> Aim of the exercise:
Find every line with "nExpress" in it, then report how many there are and nothing more.

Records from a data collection
--- Start ---
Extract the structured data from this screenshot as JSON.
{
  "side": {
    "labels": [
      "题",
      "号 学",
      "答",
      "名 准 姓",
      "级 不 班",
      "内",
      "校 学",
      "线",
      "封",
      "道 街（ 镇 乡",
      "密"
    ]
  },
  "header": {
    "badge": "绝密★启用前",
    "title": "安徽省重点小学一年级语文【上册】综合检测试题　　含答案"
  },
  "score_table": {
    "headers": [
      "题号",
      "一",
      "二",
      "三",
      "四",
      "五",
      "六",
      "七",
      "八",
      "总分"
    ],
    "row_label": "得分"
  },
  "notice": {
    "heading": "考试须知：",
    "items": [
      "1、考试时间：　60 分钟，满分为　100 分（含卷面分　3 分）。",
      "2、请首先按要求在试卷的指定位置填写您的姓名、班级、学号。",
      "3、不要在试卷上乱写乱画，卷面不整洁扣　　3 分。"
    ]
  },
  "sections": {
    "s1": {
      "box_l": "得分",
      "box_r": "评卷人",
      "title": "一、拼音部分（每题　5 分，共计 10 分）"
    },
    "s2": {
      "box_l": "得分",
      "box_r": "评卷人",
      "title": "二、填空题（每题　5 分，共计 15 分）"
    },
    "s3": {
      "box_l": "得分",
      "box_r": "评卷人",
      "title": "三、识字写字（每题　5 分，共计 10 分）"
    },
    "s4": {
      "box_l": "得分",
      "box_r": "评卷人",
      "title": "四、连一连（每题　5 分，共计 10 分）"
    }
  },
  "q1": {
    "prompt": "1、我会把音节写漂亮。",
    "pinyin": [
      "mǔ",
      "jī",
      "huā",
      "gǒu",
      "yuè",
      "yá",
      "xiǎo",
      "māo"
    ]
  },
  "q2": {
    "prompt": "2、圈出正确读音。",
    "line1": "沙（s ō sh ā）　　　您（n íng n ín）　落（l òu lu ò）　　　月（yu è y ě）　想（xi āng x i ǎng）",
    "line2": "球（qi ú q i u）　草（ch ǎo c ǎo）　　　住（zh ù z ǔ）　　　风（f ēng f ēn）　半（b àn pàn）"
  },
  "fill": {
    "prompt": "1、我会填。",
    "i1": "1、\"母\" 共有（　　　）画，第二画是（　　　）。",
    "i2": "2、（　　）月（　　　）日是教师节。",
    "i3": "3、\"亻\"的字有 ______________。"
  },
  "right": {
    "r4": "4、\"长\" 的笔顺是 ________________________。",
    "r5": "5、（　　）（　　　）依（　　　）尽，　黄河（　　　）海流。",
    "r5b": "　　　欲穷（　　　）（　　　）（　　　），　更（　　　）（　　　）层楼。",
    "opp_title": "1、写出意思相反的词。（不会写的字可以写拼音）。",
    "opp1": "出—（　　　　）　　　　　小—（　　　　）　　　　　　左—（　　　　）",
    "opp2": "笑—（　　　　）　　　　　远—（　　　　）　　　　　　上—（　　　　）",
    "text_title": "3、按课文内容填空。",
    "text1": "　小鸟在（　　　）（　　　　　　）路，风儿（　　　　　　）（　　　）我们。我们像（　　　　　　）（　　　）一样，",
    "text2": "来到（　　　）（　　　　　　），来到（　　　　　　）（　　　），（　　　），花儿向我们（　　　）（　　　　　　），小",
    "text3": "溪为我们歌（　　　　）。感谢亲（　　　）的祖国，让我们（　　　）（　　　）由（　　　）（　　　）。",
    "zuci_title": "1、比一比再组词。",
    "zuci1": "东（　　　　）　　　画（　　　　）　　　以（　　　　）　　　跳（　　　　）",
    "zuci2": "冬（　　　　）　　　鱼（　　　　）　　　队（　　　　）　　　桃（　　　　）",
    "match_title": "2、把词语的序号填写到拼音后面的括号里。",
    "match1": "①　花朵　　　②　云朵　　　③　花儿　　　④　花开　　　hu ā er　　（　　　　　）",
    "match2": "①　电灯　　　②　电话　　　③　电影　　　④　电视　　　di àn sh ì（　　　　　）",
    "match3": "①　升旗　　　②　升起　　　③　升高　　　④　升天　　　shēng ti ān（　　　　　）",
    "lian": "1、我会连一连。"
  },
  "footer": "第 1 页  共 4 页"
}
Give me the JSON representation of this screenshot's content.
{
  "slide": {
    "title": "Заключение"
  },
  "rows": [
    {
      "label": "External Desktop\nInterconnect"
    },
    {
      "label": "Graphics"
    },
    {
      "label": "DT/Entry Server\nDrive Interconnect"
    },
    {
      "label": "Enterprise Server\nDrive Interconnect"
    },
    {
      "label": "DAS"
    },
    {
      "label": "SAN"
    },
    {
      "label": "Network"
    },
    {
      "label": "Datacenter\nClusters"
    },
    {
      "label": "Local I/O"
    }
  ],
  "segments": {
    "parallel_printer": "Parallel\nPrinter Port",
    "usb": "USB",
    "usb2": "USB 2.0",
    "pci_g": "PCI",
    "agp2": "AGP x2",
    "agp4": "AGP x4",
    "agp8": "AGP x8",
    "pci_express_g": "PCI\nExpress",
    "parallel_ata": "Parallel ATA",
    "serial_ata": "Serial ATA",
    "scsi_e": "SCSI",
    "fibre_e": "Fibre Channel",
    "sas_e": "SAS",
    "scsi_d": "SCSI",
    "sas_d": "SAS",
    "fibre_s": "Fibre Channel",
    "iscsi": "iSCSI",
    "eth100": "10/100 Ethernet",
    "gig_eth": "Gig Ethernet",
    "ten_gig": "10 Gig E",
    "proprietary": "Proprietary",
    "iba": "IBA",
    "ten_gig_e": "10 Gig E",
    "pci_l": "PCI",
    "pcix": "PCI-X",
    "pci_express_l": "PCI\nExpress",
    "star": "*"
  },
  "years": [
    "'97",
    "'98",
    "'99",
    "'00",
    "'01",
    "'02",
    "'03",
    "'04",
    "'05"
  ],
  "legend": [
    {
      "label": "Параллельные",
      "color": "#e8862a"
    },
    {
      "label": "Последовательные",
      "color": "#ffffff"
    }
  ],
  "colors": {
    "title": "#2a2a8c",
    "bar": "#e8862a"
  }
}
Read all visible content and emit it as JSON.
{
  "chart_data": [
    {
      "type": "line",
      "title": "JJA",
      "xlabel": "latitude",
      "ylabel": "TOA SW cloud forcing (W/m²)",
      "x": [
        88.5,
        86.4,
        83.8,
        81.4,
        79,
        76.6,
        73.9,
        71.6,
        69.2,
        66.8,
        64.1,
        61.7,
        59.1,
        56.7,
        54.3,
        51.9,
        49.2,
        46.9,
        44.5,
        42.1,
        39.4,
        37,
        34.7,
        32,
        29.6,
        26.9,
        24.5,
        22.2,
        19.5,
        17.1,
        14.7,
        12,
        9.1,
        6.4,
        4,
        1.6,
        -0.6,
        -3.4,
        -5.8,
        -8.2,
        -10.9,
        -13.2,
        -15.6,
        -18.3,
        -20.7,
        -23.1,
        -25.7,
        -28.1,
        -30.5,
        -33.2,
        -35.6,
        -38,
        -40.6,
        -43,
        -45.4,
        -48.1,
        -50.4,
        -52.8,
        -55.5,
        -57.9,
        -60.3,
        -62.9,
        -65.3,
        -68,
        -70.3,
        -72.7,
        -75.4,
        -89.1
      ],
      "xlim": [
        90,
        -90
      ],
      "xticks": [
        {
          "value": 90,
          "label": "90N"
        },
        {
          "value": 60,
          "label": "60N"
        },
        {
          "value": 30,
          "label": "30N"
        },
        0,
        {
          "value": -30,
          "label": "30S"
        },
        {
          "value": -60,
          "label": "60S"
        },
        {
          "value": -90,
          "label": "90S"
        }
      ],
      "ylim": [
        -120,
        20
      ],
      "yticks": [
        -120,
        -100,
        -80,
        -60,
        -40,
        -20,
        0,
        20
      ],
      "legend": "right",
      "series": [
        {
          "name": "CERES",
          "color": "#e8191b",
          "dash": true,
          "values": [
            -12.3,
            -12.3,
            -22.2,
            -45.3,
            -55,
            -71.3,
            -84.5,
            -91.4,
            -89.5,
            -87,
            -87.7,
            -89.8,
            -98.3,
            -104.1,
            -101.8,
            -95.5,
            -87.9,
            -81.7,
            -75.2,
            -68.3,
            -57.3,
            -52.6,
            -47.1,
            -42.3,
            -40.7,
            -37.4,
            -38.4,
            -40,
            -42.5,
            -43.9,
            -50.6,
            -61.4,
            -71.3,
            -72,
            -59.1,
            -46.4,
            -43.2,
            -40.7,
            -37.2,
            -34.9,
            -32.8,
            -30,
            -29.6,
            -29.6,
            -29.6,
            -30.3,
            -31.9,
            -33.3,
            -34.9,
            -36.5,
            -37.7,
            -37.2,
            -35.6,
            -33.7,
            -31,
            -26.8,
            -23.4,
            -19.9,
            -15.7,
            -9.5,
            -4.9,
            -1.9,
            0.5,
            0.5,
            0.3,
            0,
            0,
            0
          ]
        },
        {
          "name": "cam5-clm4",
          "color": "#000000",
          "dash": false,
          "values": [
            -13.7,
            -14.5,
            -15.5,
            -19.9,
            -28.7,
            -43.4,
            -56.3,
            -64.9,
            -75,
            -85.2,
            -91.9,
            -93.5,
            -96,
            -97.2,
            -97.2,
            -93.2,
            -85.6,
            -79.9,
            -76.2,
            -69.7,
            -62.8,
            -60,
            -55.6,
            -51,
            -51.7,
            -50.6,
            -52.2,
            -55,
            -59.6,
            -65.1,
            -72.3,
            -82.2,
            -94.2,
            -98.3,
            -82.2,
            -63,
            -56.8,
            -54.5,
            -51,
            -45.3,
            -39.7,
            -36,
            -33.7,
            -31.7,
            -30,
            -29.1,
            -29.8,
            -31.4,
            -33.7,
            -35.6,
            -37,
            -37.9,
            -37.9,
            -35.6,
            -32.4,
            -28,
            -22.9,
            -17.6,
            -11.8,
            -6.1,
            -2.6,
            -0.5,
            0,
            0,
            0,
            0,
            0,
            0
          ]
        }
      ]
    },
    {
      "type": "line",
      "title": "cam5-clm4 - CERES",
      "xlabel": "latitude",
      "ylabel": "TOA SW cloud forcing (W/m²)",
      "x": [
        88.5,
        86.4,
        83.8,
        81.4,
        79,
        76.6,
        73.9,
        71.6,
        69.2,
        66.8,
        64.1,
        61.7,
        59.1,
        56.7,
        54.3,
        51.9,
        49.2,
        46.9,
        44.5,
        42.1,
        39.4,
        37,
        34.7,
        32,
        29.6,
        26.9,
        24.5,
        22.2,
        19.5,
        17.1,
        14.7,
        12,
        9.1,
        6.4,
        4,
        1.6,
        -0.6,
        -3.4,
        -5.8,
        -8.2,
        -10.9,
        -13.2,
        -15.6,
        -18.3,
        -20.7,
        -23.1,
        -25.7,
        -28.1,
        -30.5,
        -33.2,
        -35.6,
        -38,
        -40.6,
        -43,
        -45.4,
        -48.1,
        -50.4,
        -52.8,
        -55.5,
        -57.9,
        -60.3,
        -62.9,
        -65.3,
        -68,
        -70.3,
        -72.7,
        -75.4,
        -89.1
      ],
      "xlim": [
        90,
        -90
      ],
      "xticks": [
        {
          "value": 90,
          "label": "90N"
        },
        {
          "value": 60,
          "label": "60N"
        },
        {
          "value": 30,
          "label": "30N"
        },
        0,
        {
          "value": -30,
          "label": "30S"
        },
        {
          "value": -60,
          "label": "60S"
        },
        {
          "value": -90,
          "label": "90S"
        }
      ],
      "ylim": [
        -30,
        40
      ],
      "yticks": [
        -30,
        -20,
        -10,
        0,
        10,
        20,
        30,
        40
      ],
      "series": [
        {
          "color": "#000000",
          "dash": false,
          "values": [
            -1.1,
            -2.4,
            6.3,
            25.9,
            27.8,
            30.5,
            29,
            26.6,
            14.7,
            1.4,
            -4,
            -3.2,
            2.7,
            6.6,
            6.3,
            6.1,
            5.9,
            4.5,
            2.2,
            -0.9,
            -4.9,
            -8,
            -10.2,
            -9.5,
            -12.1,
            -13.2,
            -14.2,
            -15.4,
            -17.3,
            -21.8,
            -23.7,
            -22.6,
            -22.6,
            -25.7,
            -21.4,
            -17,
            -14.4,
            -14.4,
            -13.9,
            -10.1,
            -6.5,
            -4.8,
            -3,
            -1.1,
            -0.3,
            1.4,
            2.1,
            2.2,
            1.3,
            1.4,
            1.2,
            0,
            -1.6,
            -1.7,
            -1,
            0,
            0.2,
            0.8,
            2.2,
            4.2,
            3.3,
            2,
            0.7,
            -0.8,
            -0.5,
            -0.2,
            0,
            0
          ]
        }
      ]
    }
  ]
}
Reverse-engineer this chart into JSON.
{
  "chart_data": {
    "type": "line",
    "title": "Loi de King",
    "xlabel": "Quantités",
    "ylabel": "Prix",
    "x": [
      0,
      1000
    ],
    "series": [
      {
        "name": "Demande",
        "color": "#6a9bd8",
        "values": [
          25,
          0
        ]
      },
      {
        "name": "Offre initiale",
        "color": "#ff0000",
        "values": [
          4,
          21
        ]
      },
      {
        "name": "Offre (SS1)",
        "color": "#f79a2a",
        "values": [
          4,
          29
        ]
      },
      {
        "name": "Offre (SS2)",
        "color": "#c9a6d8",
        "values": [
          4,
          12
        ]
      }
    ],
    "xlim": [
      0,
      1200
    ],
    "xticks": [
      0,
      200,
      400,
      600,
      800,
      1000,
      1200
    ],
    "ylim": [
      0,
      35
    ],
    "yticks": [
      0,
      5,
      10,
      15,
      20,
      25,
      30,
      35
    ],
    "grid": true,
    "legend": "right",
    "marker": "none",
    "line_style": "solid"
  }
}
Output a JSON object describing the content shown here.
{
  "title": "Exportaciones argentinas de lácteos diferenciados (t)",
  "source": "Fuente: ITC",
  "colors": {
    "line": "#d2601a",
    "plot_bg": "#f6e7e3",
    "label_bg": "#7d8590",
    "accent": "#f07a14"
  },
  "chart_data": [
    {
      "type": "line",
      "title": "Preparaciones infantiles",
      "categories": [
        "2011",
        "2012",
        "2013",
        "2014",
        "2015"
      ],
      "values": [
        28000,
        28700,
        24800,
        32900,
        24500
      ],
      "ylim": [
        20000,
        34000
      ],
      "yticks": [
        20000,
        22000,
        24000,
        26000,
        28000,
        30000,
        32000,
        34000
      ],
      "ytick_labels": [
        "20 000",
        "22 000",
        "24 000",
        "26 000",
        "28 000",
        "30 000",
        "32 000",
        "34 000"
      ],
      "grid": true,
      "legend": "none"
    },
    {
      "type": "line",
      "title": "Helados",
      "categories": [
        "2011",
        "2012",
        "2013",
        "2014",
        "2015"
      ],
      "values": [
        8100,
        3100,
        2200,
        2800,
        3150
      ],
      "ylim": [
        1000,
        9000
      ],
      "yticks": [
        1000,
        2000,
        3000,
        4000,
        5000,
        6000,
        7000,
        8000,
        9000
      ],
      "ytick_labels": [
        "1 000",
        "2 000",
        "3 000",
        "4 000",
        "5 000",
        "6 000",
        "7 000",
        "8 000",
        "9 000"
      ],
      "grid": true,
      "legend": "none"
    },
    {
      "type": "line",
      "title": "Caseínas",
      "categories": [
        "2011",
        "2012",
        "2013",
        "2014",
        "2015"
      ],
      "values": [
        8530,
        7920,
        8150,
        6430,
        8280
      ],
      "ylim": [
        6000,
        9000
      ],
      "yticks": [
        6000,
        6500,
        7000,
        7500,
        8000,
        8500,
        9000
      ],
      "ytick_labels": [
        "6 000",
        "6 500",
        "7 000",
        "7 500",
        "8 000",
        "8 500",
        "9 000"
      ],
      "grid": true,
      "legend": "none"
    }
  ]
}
--- End ---
> Result:
2